### Data excerpts
• • •

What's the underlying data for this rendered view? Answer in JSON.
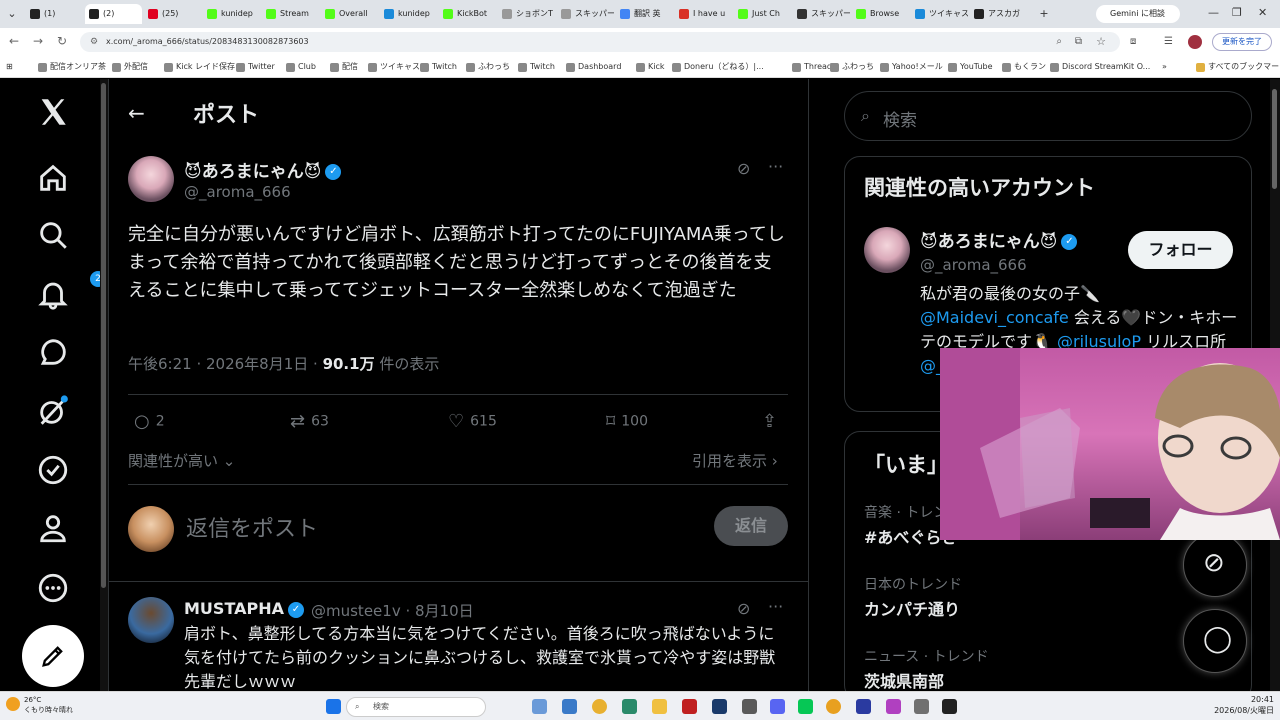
{
  "browser": {
    "tabs": [
      {
        "label": "(1)",
        "color": "#222222"
      },
      {
        "label": "(2)",
        "color": "#222222"
      },
      {
        "label": "(25)",
        "color": "#e00020"
      },
      {
        "label": "kunidep",
        "color": "#53fc18"
      },
      {
        "label": "Stream",
        "color": "#53fc18"
      },
      {
        "label": "Overall",
        "color": "#53fc18"
      },
      {
        "label": "kunidep",
        "color": "#1a8ad9"
      },
      {
        "label": "KickBot",
        "color": "#53fc18"
      },
      {
        "label": "ショボンT",
        "color": "#999999"
      },
      {
        "label": "スキッパー",
        "color": "#999999"
      },
      {
        "label": "翻訳 英",
        "color": "#4285f4"
      },
      {
        "label": "I have u",
        "color": "#d93025"
      },
      {
        "label": "Just Ch",
        "color": "#53fc18"
      },
      {
        "label": "スキッパー",
        "color": "#333333"
      },
      {
        "label": "Browse",
        "color": "#53fc18"
      },
      {
        "label": "ツイキャス",
        "color": "#1a8ad9"
      },
      {
        "label": "アスカガ",
        "color": "#222222"
      }
    ],
    "new_tab": "+",
    "gemini": "Gemini に相談",
    "url": "x.com/_aroma_666/status/2083483130082873603",
    "update_label": "更新を完了",
    "bookmarks": [
      "配信オンリア茶",
      "外配信",
      "Kick レイド保存",
      "Twitter",
      "Club",
      "配信",
      "ツイキャス",
      "Twitch",
      "ふわっち",
      "Twitch",
      "Dashboard",
      "Kick",
      "Doneru（どねる）|...",
      "Threads",
      "ふわっち",
      "Yahoo!メール",
      "YouTube",
      "もくラン",
      "Discord StreamKit O..."
    ],
    "all_bookmarks": "すべてのブックマーク"
  },
  "left_nav": {
    "notification_count": "2"
  },
  "post": {
    "header_title": "ポスト",
    "author_name": "😈あろまにゃん😈",
    "author_handle": "@_aroma_666",
    "text": "完全に自分が悪いんですけど肩ボト、広頚筋ボト打ってたのにFUJIYAMA乗ってしまって余裕で首持ってかれて後頭部軽くだと思うけど打ってずっとその後首を支えることに集中して乗っててジェットコースター全然楽しめなくて泡過ぎた",
    "time": "午後6:21 · 2026年8月1日 · ",
    "views": "90.1万",
    "views_label": " 件の表示",
    "replies": "2",
    "reposts": "63",
    "likes": "615",
    "bookmarks": "100",
    "sort_label": "関連性が高い",
    "quotes_label": "引用を表示",
    "reply_placeholder": "返信をポスト",
    "reply_button": "返信"
  },
  "reply": {
    "name": "MUSTAPHA",
    "handle": "@mustee1v · 8月10日",
    "text": "肩ボト、鼻整形してる方本当に気をつけてください。首後ろに吹っ飛ばないように気を付けてたら前のクッションに鼻ぶつけるし、救護室で氷貰って冷やす姿は野獣先輩だしｗｗｗ"
  },
  "sidebar": {
    "search_placeholder": "検索",
    "related_title": "関連性の高いアカウント",
    "acct_name": "😈あろまにゃん😈",
    "acct_handle": "@_aroma_666",
    "follow": "フォロー",
    "bio_1": "私が君の最後の女の子🔪",
    "bio_link1": "@Maidevi_concafe",
    "bio_2": " 会える🖤ドン・キホーテのモデルです🐧 ",
    "bio_link2": "@rilusuloP",
    "bio_3": " リルスロ所",
    "bio_link3": "@_",
    "trends_title": "「いま」",
    "trends": [
      {
        "category": "音楽 · トレンド",
        "name": "#あべぐらさ"
      },
      {
        "category": "日本のトレンド",
        "name": "カンパチ通り"
      },
      {
        "category": "ニュース · トレンド",
        "name": "茨城県南部"
      }
    ]
  },
  "taskbar": {
    "weather_temp": "26°C",
    "weather_desc": "くもり時々晴れ",
    "search_label": "検索",
    "time": "20:41",
    "date": "2026/08/火曜日"
  },
  "colors": {
    "accent": "#1d9bf0",
    "bg": "#000000",
    "text": "#e7e9ea",
    "muted": "#71767b"
  }
}
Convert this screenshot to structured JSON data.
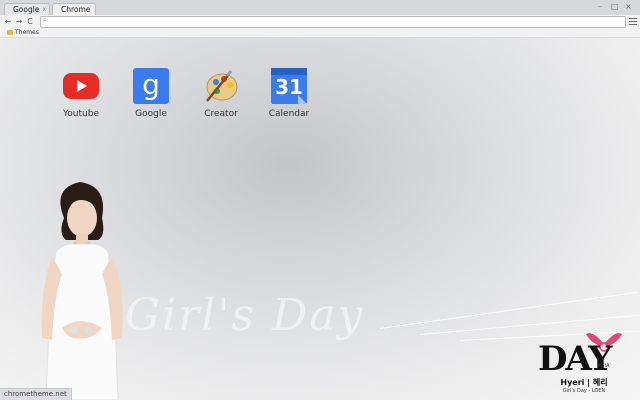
{
  "browser": {
    "tabs": [
      {
        "label": "Google",
        "close_label": "x"
      },
      {
        "label": "Chrome"
      }
    ],
    "window_controls": [
      "–",
      "□",
      "×"
    ],
    "nav": {
      "back": "←",
      "forward": "→",
      "reload": "C"
    },
    "omnibox": {
      "value": "",
      "search_glyph": "⌕"
    },
    "bookmarks": [
      {
        "label": "Themes"
      }
    ]
  },
  "new_tab": {
    "apps": [
      {
        "label": "Youtube",
        "icon": "youtube-icon",
        "color": "#e52d27"
      },
      {
        "label": "Google",
        "icon": "google-icon",
        "glyph": "g",
        "color": "#3b7ced"
      },
      {
        "label": "Creator",
        "icon": "palette-icon"
      },
      {
        "label": "Calendar",
        "icon": "calendar-icon",
        "glyph": "31",
        "color": "#3b7ced"
      }
    ],
    "watermark": "Girl's Day",
    "credit": "chrometheme.net",
    "logo": {
      "main": "DAY",
      "sub": "ASIA",
      "name": "Hyeri  |  혜리",
      "tag": "Girl's Day - LOEN",
      "accent": "#e0467a"
    }
  }
}
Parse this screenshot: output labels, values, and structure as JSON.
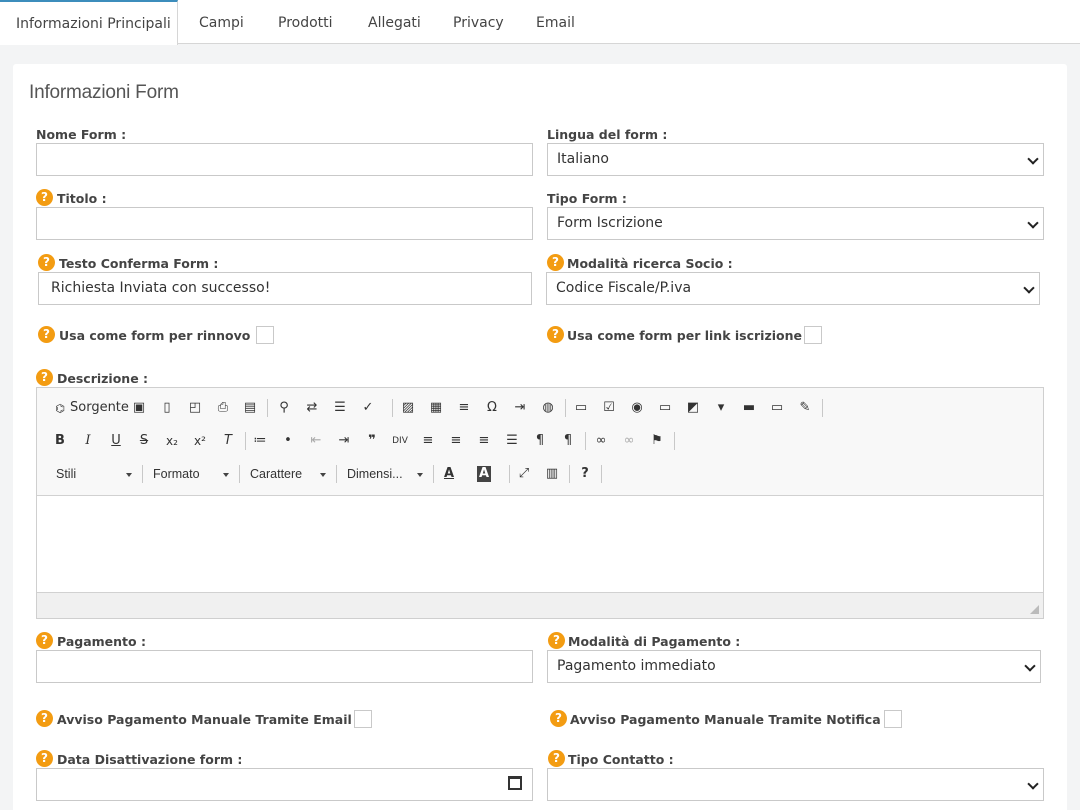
{
  "tabs": [
    "Informazioni Principali",
    "Campi",
    "Prodotti",
    "Allegati",
    "Privacy",
    "Email"
  ],
  "card": {
    "title": "Informazioni Form"
  },
  "fields": {
    "nome_form": {
      "label": "Nome Form :",
      "value": ""
    },
    "lingua": {
      "label": "Lingua del form :",
      "value": "Italiano"
    },
    "titolo": {
      "label": "Titolo :",
      "value": ""
    },
    "tipo_form": {
      "label": "Tipo Form :",
      "value": "Form Iscrizione"
    },
    "testo_conferma": {
      "label": "Testo Conferma Form :",
      "value": "Richiesta Inviata con successo!"
    },
    "modalita_ricerca": {
      "label": "Modalità ricerca Socio :",
      "value": "Codice Fiscale/P.iva"
    },
    "usa_rinnovo": {
      "label": "Usa come form per rinnovo :",
      "checked": false
    },
    "usa_link": {
      "label": "Usa come form per link iscrizione :",
      "checked": false
    },
    "descrizione": {
      "label": "Descrizione :"
    },
    "pagamento": {
      "label": "Pagamento :",
      "value": ""
    },
    "modalita_pagamento": {
      "label": "Modalità di Pagamento :",
      "value": "Pagamento immediato"
    },
    "avviso_email": {
      "label": "Avviso Pagamento Manuale Tramite Email :",
      "checked": false
    },
    "avviso_notifica": {
      "label": "Avviso Pagamento Manuale Tramite Notifica :",
      "checked": false
    },
    "data_disattivazione": {
      "label": "Data Disattivazione form :",
      "value": ""
    },
    "tipo_contatto": {
      "label": "Tipo Contatto :",
      "value": ""
    }
  },
  "editor": {
    "source_label": "Sorgente",
    "combos": [
      "Stili",
      "Formato",
      "Carattere",
      "Dimensi..."
    ],
    "help_glyph": "?"
  }
}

• • •

### What is required
Pass over all pictures while writing out the lines from the line with "Parse this screenshot: output" through the last line exactly.

### Answer below
Parse this screenshot: output labels, values, and structure as JSON.
{
  "tabs": [
    "Informazioni Principali",
    "Campi",
    "Prodotti",
    "Allegati",
    "Privacy",
    "Email"
  ],
  "card": {
    "title": "Informazioni Form"
  },
  "fields": {
    "nome_form": {
      "label": "Nome Form :",
      "value": ""
    },
    "lingua": {
      "label": "Lingua del form :",
      "value": "Italiano"
    },
    "titolo": {
      "label": "Titolo :",
      "value": ""
    },
    "tipo_form": {
      "label": "Tipo Form :",
      "value": "Form Iscrizione"
    },
    "testo_conferma": {
      "label": "Testo Conferma Form :",
      "value": "Richiesta Inviata con successo!"
    },
    "modalita_ricerca": {
      "label": "Modalità ricerca Socio :",
      "value": "Codice Fiscale/P.iva"
    },
    "usa_rinnovo": {
      "label": "Usa come form per rinnovo :",
      "checked": false
    },
    "usa_link": {
      "label": "Usa come form per link iscrizione :",
      "checked": false
    },
    "descrizione": {
      "label": "Descrizione :"
    },
    "pagamento": {
      "label": "Pagamento :",
      "value": ""
    },
    "modalita_pagamento": {
      "label": "Modalità di Pagamento :",
      "value": "Pagamento immediato"
    },
    "avviso_email": {
      "label": "Avviso Pagamento Manuale Tramite Email :",
      "checked": false
    },
    "avviso_notifica": {
      "label": "Avviso Pagamento Manuale Tramite Notifica :",
      "checked": false
    },
    "data_disattivazione": {
      "label": "Data Disattivazione form :",
      "value": ""
    },
    "tipo_contatto": {
      "label": "Tipo Contatto :",
      "value": ""
    }
  },
  "editor": {
    "source_label": "Sorgente",
    "combos": [
      "Stili",
      "Formato",
      "Carattere",
      "Dimensi..."
    ],
    "help_glyph": "?"
  }
}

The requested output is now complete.